GOAL: Count the lines below that contain the word "name" and give only that number.

INPUT RECORDS:
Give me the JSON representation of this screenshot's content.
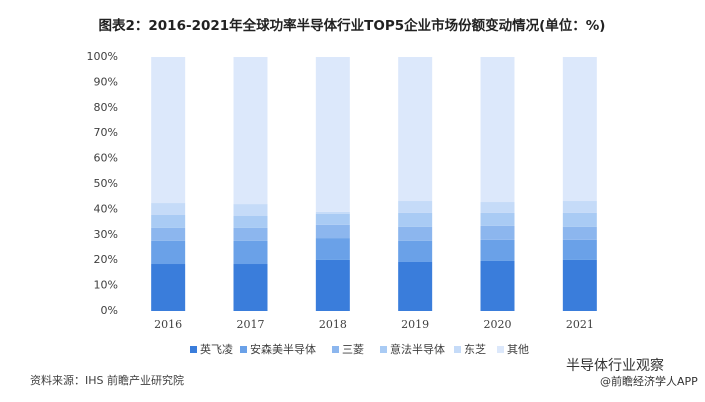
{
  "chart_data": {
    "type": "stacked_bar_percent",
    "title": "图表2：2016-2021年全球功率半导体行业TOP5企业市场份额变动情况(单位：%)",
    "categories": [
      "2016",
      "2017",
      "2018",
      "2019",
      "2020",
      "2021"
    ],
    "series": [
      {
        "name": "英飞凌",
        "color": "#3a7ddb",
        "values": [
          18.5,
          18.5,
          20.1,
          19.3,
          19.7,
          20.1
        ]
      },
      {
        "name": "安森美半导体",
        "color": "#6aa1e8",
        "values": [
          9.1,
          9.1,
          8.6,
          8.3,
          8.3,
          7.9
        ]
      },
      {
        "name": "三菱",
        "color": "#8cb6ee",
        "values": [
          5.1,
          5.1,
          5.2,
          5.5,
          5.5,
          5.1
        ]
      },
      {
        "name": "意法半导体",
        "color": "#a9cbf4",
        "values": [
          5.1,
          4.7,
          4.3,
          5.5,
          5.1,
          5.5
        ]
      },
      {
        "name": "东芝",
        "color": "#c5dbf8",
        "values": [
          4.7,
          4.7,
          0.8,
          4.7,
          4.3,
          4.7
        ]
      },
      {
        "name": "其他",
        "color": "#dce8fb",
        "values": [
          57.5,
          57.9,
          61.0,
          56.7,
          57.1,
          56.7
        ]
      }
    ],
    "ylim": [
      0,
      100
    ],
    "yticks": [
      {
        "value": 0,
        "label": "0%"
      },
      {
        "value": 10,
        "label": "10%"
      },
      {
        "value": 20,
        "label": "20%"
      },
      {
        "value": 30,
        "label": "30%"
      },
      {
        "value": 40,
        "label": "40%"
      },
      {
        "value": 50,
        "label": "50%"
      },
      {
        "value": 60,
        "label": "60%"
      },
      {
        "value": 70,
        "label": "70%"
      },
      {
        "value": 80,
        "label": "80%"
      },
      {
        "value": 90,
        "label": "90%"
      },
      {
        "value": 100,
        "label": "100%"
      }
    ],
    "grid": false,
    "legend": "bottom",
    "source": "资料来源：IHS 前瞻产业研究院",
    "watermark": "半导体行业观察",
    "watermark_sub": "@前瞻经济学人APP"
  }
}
==
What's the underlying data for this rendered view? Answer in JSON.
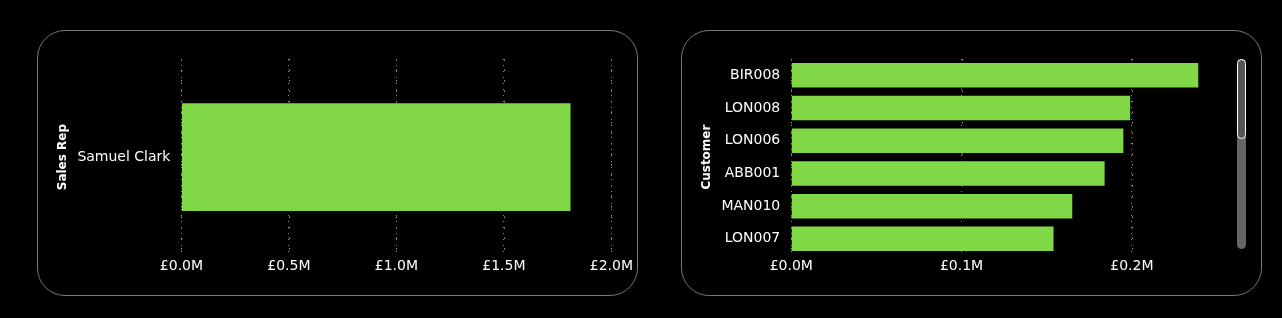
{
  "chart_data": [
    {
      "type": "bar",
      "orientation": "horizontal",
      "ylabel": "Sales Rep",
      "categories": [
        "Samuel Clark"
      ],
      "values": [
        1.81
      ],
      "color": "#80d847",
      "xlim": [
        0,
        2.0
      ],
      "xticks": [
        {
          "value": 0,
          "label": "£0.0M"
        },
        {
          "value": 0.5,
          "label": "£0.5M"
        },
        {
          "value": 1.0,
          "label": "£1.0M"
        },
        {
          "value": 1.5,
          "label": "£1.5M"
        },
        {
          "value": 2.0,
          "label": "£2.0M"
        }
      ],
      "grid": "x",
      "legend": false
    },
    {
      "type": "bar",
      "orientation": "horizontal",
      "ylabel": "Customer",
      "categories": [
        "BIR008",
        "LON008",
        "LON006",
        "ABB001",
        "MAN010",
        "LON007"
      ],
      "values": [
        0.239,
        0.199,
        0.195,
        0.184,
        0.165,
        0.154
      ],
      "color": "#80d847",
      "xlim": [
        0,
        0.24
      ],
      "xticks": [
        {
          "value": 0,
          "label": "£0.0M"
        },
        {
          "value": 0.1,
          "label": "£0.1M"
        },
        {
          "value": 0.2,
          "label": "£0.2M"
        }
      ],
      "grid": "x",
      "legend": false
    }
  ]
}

SOLUTION: 6